Más de 100 muertos en una cadena de atentados del Daesh en Siria

Una cadena de explosiones con coches bomba y terroristas suicidas sacudieron las ciudades costeras sirias de Tartús y Jableh, que hasta ahora habían escapado relativamente indemnes a lo peor de la guerra.

El autoproclamado Estado Islámico (Daesh, por su nombre en árabe) reivindicó el lunes una serie de explosiones ocurridas en dos ciudades costeras sirias bajo control del régimen de Bashar al-Assad, dejando más de 100 muertos y unos 120 heridos según las informaciones proporcionadas por el Observatorio Sirio para los Derechos Humanos (OSDH).

El Daesh se atribuyó la autoría de los atentados perpetrados en la mañana del lunes en las ciudades de Tartús y Jableh, ambas situadas en la costa mediterránea del país y en una zona donde hasta la fecha han permanecido relativamente al margen de la guerra civil que asola el país desde 2011, y que ha dejado más de medio millón de muertos y millones de desplazados.

En un comunicado dado a conocer a través de la agencia de noticias Amaq –afín al grupo terrorista- el Daesh indicó que los ataques habían tenido por objetivo a la minoría alauita –a la que pertenece el presidente sirio- en ambas ciudades. En declaraciones a agencias el presidente del OSDH, Rami Abdel Rahman, afirmó que de acuerdo a los datos de sus informantes sobre el terreno el número de víctimas ascendía a más de 100 muertos y 120 heridos en ambas ciudades, incluyendo “más de 48 muertos en Tartús y 53 en Jableh”; no obstante la televisión estatal siria rebajó el número de fallecidos a 78.

Las explosiones se produjeron prácticamente seguidas y sacudieron inicialmente Jableh, ubicada en la provincia de Latakia no lejos de una base militar rusa; en esta ciudad pudieron sentirse al menos dos explosiones, incluyendo una junto a un hospital local y otra cerca de una estación de autobuses. Fuentes en la zona afirmaron no obstante que el número de fallecidos podría aumentar debido a la gravedad de algunos de los heridos.

Minutos después al menos cinco terroristas suicidas se inmolaban en Tartús –a unos 60 kilómetros al sur de Jableh- , a los que hubo que sumar otras dos explosiones de coches bomba en la misma ciudad, en una cadena de atentados no vista hasta ahora en esta ciudad relativamente tranquila de la costa mediterránea siria situada a escasos 30 kilómetros de la frontera con el Líbano, que aloja también una importante basa naval de Rusia.

- _Datos de entrada_
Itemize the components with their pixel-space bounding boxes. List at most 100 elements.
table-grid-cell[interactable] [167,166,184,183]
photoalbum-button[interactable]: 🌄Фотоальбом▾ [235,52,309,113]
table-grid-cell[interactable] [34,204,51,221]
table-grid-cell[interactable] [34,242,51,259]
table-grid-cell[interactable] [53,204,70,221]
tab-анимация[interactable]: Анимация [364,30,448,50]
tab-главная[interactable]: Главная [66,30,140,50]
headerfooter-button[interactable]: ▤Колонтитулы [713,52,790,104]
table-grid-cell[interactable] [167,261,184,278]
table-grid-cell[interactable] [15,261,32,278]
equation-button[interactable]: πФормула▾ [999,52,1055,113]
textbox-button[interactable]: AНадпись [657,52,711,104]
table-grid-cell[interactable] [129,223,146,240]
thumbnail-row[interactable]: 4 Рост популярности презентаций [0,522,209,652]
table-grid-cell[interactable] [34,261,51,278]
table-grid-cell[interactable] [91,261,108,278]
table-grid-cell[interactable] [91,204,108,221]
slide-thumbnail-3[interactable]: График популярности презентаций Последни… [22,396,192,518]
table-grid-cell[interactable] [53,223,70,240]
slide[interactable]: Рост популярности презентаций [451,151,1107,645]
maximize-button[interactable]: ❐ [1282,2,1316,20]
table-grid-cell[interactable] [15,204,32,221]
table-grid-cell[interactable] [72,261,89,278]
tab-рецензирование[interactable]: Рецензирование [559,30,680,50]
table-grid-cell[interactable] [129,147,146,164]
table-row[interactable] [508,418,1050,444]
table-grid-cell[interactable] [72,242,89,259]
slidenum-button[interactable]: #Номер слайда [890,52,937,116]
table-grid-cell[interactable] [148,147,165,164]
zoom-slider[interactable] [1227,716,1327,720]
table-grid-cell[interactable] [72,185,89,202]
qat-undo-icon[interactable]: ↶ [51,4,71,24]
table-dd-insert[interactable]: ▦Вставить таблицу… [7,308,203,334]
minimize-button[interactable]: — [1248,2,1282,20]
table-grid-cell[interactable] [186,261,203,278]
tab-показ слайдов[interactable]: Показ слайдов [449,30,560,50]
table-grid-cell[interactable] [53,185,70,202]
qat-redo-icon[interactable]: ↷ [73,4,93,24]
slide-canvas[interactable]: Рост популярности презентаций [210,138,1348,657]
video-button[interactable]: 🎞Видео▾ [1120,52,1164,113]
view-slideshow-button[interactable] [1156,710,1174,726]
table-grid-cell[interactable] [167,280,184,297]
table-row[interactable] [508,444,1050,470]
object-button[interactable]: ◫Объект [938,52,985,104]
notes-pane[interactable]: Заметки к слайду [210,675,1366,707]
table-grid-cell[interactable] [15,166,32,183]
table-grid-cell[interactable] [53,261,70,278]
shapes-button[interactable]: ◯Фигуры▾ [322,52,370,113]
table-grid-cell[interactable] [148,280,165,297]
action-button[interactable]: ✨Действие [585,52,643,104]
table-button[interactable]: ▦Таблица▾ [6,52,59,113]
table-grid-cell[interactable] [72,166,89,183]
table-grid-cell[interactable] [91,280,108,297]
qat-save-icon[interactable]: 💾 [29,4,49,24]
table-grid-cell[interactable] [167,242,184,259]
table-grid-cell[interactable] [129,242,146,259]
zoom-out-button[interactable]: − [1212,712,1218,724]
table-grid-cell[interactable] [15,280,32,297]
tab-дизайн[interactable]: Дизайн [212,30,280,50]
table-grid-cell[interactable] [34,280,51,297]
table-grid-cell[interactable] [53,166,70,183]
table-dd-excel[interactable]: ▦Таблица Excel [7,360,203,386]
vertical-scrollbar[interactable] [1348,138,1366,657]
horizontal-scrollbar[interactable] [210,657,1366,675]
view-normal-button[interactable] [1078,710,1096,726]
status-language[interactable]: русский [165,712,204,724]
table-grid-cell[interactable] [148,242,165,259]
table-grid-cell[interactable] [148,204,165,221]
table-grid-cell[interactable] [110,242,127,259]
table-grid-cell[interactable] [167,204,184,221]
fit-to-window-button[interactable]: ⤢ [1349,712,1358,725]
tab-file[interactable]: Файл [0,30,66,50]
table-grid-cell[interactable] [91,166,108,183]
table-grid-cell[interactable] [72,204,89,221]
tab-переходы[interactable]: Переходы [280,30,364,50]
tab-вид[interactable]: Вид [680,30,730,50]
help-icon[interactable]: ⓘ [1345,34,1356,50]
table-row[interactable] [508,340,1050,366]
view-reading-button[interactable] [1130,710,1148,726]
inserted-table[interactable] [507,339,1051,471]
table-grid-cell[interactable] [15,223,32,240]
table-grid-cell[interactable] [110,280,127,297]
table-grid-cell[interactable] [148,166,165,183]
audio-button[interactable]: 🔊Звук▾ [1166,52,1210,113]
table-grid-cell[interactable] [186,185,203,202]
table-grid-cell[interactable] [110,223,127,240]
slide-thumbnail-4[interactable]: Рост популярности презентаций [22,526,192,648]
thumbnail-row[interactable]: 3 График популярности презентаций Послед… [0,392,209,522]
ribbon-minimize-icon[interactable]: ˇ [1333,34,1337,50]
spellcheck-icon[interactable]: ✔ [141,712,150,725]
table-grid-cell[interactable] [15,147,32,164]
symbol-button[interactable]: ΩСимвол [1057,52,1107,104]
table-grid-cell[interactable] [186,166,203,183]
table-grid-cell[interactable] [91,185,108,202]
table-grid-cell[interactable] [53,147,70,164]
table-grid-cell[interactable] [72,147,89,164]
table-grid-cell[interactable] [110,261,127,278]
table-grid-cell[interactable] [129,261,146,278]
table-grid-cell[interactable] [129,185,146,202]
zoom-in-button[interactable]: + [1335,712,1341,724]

- _Enunciado del ejercicio_
Según la noticia sobre los atentados en Siria, ¿a qué distancia y en qué dirección se encuentra Tartús respecto de Jableh?

- _Respuesta escrita_
A unos 60 kilómetros al sur de Jableh.